**Directive:** Could you repeat this listing word for word, from its first line through the line with "inegalite-point [469,242,488,258]", including both of those lines?

━━━ Exercise materials

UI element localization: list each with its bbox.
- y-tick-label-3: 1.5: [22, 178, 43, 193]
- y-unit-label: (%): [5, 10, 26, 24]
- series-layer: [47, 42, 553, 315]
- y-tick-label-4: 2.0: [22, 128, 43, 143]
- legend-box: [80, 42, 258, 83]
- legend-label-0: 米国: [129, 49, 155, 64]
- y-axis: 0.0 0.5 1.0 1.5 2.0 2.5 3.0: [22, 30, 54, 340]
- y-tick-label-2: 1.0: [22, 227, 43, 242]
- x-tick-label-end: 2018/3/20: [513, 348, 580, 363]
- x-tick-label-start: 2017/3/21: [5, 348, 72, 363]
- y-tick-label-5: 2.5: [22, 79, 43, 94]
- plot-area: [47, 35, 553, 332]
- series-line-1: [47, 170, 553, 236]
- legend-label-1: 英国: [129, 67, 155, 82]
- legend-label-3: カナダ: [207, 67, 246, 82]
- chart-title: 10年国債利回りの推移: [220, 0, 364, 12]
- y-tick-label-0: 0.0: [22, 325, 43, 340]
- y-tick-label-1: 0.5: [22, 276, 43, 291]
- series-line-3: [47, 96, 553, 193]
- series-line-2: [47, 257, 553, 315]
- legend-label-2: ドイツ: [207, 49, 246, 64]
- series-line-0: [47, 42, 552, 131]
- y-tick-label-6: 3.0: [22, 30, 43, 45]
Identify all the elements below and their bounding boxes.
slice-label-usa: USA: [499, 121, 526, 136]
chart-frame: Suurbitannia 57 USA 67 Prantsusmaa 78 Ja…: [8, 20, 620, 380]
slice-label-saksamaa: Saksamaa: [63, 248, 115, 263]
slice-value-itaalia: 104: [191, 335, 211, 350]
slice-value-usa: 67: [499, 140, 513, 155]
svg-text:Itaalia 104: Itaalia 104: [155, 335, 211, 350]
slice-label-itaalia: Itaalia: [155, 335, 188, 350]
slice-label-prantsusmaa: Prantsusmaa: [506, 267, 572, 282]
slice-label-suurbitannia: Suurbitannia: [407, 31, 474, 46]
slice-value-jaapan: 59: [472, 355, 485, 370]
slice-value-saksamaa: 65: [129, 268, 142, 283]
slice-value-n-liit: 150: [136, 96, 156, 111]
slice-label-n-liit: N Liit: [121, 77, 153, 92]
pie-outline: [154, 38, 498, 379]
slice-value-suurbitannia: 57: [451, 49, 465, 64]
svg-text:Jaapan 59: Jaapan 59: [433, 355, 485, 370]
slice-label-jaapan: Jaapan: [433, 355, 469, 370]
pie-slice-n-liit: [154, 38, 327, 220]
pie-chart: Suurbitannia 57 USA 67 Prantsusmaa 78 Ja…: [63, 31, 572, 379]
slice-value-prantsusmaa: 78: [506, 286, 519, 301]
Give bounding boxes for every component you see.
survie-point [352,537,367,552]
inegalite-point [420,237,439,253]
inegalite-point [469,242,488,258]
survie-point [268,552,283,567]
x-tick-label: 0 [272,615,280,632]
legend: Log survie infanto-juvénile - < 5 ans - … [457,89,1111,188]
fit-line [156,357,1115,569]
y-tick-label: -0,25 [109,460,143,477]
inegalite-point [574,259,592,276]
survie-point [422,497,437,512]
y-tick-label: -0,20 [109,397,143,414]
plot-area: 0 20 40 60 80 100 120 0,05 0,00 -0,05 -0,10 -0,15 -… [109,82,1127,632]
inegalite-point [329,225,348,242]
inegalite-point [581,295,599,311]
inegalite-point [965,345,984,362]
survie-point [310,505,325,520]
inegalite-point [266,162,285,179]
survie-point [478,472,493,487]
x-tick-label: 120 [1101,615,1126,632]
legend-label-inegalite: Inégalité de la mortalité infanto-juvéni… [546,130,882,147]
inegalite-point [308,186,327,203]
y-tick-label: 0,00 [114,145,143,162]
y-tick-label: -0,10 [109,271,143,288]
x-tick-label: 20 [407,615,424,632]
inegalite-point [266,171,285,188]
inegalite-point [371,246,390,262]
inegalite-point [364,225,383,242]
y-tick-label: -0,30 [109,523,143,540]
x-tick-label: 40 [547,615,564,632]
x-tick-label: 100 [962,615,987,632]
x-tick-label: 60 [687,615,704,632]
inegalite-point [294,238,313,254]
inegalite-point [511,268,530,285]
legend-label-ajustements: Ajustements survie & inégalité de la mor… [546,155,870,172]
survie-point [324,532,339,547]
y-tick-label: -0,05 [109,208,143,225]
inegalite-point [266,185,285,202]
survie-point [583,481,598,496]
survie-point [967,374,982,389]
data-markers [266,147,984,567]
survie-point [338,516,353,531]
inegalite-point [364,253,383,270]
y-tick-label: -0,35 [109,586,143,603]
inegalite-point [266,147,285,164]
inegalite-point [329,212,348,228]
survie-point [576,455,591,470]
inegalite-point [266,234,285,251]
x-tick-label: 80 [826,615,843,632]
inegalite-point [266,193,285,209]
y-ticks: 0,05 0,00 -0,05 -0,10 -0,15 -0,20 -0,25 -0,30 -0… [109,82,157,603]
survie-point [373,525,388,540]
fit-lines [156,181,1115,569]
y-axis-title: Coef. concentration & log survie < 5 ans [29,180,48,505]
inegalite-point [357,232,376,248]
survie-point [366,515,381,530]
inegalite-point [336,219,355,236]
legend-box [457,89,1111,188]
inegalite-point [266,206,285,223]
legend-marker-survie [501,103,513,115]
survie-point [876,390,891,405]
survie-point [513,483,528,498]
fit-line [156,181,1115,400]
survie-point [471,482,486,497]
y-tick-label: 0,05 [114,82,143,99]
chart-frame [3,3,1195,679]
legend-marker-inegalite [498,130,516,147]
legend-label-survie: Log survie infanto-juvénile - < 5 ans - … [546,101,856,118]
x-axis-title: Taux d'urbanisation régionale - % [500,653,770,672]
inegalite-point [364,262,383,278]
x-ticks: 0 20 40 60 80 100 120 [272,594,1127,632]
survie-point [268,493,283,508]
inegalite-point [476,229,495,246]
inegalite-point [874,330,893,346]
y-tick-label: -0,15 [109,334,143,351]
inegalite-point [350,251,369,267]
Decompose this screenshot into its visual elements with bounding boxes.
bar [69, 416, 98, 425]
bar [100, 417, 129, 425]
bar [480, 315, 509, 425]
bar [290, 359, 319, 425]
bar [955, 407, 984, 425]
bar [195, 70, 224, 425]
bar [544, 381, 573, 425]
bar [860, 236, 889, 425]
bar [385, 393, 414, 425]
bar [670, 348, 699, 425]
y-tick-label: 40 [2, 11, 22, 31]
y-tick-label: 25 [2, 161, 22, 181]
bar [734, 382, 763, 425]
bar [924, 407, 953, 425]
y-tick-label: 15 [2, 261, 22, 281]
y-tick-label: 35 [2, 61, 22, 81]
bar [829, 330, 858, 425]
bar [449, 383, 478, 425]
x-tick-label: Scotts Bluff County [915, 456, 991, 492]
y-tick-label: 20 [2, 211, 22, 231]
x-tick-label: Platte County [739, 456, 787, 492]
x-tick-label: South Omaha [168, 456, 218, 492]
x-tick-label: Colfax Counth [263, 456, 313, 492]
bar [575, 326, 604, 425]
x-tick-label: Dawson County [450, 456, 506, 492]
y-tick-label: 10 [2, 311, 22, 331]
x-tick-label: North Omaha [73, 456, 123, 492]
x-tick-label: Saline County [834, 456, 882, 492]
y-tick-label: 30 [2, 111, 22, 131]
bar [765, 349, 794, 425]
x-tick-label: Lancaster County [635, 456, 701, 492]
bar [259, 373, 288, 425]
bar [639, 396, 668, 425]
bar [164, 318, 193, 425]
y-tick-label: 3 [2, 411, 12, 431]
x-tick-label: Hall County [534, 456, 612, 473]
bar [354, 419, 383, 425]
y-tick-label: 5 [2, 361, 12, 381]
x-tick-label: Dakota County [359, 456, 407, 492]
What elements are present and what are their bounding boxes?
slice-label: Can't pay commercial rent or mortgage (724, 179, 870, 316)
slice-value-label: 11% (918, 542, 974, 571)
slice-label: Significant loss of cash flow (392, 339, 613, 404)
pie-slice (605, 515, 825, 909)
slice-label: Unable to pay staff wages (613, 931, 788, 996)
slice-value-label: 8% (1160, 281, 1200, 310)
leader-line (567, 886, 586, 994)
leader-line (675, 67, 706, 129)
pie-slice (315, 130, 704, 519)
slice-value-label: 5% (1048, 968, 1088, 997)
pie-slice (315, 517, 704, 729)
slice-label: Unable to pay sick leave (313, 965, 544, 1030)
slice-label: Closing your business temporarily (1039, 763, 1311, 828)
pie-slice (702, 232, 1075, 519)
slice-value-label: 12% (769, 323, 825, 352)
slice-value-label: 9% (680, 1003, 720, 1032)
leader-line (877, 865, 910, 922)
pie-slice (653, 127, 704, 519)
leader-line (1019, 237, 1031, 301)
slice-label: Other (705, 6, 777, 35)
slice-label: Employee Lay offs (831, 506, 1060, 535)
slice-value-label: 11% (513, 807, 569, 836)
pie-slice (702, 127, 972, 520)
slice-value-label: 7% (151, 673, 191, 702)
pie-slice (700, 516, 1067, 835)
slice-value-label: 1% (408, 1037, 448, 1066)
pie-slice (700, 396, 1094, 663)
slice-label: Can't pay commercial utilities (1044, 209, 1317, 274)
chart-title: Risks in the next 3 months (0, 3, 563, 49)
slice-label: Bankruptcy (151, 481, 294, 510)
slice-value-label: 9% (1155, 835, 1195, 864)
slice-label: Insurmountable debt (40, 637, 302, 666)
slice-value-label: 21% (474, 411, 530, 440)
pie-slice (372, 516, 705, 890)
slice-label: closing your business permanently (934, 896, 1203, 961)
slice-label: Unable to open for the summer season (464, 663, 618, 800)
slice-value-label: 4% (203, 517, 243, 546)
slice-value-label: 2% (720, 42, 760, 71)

━━━━━━

**Output:**
UI element localization: list each with its bbox.
- y-tick-label-3: 1.5: [22, 178, 43, 193]
- y-unit-label: (%): [5, 10, 26, 24]
- series-layer: [47, 42, 553, 315]
- y-tick-label-4: 2.0: [22, 128, 43, 143]
- legend-box: [80, 42, 258, 83]
- legend-label-0: 米国: [129, 49, 155, 64]
- y-axis: 0.0 0.5 1.0 1.5 2.0 2.5 3.0: [22, 30, 54, 340]
- y-tick-label-2: 1.0: [22, 227, 43, 242]
- x-tick-label-end: 2018/3/20: [513, 348, 580, 363]
- x-tick-label-start: 2017/3/21: [5, 348, 72, 363]
- y-tick-label-5: 2.5: [22, 79, 43, 94]
- plot-area: [47, 35, 553, 332]
- series-line-1: [47, 170, 553, 236]
- legend-label-1: 英国: [129, 67, 155, 82]
- legend-label-3: カナダ: [207, 67, 246, 82]
- chart-title: 10年国債利回りの推移: [220, 0, 364, 12]
- y-tick-label-0: 0.0: [22, 325, 43, 340]
- y-tick-label-1: 0.5: [22, 276, 43, 291]
- series-line-3: [47, 96, 553, 193]
- series-line-2: [47, 257, 553, 315]
- legend-label-2: ドイツ: [207, 49, 246, 64]
- series-line-0: [47, 42, 552, 131]
- y-tick-label-6: 3.0: [22, 30, 43, 45]
Identify all the elements below and their bounding boxes.
slice-label-usa: USA: [499, 121, 526, 136]
chart-frame: Suurbitannia 57 USA 67 Prantsusmaa 78 Ja…: [8, 20, 620, 380]
slice-label-saksamaa: Saksamaa: [63, 248, 115, 263]
slice-value-itaalia: 104: [191, 335, 211, 350]
slice-value-usa: 67: [499, 140, 513, 155]
svg-text:Itaalia 104: Itaalia 104: [155, 335, 211, 350]
slice-label-itaalia: Itaalia: [155, 335, 188, 350]
slice-label-prantsusmaa: Prantsusmaa: [506, 267, 572, 282]
slice-label-suurbitannia: Suurbitannia: [407, 31, 474, 46]
slice-value-jaapan: 59: [472, 355, 485, 370]
slice-value-saksamaa: 65: [129, 268, 142, 283]
slice-value-n-liit: 150: [136, 96, 156, 111]
slice-label-n-liit: N Liit: [121, 77, 153, 92]
pie-outline: [154, 38, 498, 379]
slice-value-suurbitannia: 57: [451, 49, 465, 64]
svg-text:Jaapan 59: Jaapan 59: [433, 355, 485, 370]
slice-label-jaapan: Jaapan: [433, 355, 469, 370]
pie-slice-n-liit: [154, 38, 327, 220]
pie-chart: Suurbitannia 57 USA 67 Prantsusmaa 78 Ja…: [63, 31, 572, 379]
slice-value-prantsusmaa: 78: [506, 286, 519, 301]
Give bounding boxes for every component you see.
survie-point [352,537,367,552]
inegalite-point [420,237,439,253]
inegalite-point [469,242,488,258]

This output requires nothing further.